**Supplied passage:**
When physicians and their entire team are mentally healthy, their patients will benefit from unbridled compassion, service, and joy when receiving healthcare.
– Cynthia Romero, MD

May recognizes Mental Health Awareness Month, a time to spotlight the importance of mental well-being. To honor this occasion, SafeHaven engaged in conversation with Drs. Sandy Chung, Varun Choudhary, and Cynthia Romero delving into insights they wish patients understood regarding clinician well-being and mental health.

Challenges like staff shortages, the quest for work-life equilibrium, and the prevalent issue of clinician burnout significantly impact the mental health of physicians and their teams.

Staff Shortage

Much like other industries, the medical field grapples with staffing shortages that extend beyond just physicians. Registered nurses, medical assistants, and even front desk personnel face shortages, leading to prolonged administrative tasks and placing additional responsibilities on clinicians. Dr. Sandy L. Chung, MD, FAAP, FACHE, a pediatrician and the current Virginia Mental Health Access Program (VMAP) Medical Director, sheds light on the predicament: “There’s a high likelihood that we lack the necessary staff numbers to run our practices optimally. Since the onset of the pandemic, a considerable number of support staff, nurses, and other clinicians have departed the profession.” Medscape’s Physician Burnout & Depression Report 2024 underscores that bureaucratic tasks like charting and paperwork are primary contributors to physician burnout, closely followed by excessive work hours.

Are you dealing with burnout symptoms in your healthcare profession? See how SafeHaven can help support you.

**The data:**
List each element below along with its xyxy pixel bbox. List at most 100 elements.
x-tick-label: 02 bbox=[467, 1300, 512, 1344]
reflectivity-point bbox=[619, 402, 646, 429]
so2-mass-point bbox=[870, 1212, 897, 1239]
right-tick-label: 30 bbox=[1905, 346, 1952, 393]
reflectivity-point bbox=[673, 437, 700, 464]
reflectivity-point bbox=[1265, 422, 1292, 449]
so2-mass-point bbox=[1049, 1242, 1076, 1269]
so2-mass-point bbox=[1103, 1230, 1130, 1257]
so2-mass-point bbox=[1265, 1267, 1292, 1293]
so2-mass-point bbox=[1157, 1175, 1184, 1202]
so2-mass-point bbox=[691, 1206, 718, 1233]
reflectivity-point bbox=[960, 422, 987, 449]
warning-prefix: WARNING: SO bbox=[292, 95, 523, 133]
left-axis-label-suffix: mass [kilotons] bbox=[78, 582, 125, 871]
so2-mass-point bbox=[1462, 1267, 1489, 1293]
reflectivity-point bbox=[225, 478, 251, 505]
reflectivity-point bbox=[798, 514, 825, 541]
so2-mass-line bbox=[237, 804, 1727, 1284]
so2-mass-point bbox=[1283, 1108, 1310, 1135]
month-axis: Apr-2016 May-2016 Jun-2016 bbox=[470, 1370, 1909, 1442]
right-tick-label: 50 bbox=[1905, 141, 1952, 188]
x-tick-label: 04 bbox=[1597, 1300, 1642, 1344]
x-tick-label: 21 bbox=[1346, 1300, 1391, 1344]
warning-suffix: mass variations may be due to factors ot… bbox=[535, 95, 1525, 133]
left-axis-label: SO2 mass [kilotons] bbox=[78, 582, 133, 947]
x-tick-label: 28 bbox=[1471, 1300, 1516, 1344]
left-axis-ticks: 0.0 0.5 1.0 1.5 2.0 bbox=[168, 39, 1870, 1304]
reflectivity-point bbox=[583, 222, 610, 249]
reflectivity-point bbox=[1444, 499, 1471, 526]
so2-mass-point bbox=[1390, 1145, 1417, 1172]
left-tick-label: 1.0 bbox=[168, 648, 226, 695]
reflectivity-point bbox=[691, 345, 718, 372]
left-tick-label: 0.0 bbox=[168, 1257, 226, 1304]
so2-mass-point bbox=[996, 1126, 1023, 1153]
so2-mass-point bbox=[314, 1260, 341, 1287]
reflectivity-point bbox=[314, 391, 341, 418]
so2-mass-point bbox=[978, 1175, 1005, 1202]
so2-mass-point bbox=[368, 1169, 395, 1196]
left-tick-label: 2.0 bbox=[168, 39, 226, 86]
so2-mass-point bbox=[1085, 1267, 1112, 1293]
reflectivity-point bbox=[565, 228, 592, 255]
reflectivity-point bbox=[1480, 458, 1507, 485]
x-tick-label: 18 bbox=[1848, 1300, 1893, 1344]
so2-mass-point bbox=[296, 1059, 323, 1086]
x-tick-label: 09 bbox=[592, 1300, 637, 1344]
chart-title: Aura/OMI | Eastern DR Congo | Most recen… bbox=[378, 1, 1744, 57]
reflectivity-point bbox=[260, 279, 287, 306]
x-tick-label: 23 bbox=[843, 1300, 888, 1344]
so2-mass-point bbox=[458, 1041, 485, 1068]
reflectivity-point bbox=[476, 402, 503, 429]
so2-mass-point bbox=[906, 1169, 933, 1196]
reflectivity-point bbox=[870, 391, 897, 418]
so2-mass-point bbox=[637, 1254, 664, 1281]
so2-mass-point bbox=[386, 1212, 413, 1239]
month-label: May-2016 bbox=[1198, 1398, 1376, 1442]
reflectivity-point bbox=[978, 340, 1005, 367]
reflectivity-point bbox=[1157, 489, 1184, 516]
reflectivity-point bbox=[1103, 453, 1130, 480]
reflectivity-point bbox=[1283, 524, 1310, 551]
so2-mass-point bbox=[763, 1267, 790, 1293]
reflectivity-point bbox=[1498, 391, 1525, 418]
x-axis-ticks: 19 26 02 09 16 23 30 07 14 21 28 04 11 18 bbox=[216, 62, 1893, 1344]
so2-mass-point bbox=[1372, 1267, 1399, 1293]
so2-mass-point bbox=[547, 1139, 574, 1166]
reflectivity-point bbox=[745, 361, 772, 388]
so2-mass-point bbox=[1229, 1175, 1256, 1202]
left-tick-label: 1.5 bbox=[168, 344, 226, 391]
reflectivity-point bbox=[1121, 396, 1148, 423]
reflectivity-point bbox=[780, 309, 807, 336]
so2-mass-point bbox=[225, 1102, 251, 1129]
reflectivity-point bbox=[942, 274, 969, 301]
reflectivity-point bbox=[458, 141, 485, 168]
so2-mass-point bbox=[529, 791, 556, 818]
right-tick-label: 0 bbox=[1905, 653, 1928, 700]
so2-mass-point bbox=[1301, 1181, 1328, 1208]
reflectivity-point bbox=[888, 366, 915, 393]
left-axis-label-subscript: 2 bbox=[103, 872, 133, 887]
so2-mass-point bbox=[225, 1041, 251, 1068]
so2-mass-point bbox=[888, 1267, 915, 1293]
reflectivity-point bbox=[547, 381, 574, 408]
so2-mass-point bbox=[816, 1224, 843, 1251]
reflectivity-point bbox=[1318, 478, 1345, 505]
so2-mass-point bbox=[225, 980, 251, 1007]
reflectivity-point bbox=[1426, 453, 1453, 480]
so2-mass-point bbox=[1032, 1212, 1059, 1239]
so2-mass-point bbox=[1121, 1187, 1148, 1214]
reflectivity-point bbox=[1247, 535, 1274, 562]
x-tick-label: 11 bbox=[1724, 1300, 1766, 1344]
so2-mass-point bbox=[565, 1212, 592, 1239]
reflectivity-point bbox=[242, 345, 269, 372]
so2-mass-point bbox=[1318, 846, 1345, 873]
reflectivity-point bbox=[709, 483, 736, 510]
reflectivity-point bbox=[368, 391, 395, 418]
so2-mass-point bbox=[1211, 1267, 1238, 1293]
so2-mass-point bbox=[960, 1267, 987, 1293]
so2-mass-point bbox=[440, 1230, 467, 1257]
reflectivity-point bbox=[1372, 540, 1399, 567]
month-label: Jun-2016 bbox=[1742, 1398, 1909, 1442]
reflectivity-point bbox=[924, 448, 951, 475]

**Activity A:**
In the clinician mental health article, what position does Dr. Sandy L. Chung currently hold?
**Activity B:**
Echo the clinician mental health article word for word, starting at "When physicians and" and continuing up to and including "and their teams.".

**Expected output A:**
She is the Medical Director of the Virginia Mental Health Access Program (VMAP).

**Expected output B:**
When physicians and their entire team are mentally healthy, their patients will benefit from unbridled compassion, service, and joy when receiving healthcare.
– Cynthia Romero, MD

May recognizes Mental Health Awareness Month, a time to spotlight the importance of mental well-being. To honor this occasion, SafeHaven engaged in conversation with Drs. Sandy Chung, Varun Choudhary, and Cynthia Romero delving into insights they wish patients understood regarding clinician well-being and mental health.

Challenges like staff shortages, the quest for work-life equilibrium, and the prevalent issue of clinician burnout significantly impact the mental health of physicians and their teams.